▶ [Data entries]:

┌──

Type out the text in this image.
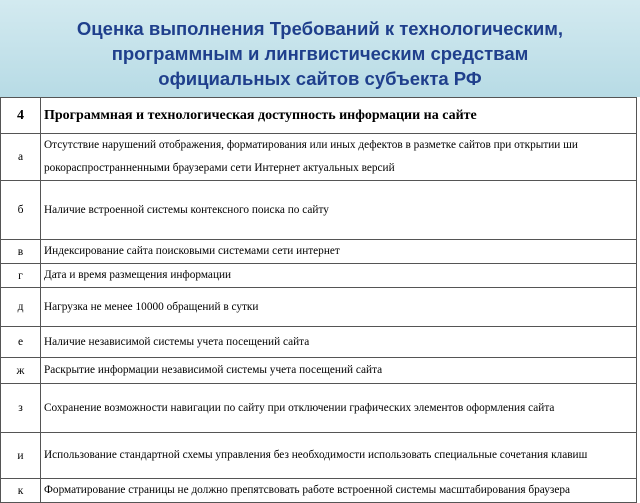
Оценка выполнения Требований к технологическим,
программным и лингвистическим средствам
официальных сайтов субъекта РФ
4	Программная и технологическая доступность информации на сайте
а	Отсутствие нарушений отображения, форматирования или иных дефектов в разметке сайтов при открытии ши рокораспространненными браузерами сети Интернет актуальных версий
б	Наличие встроенной системы контексного поиска по сайту
в	Индексирование сайта поисковыми системами сети интернет
г	Дата и время размещения информации
д	Нагрузка не менее 10000 обращений в сутки
е	Наличие независимой системы учета посещений сайта
ж	Раскрытие информации независимой системы учета посещений сайта
з	Сохранение возможности навигации по сайту при отключении графических элементов оформления сайта
и	Использование стандартной схемы управления без необходимости использовать специальные сочетания клавиш
к	Форматирование страницы не должно препятсвовать работе встроенной системы масштабирования браузера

└──

▶ [Short exercise]:
Give the count of lines holding the word "независимой" and nothing more.

▶ [Output for this task]:
2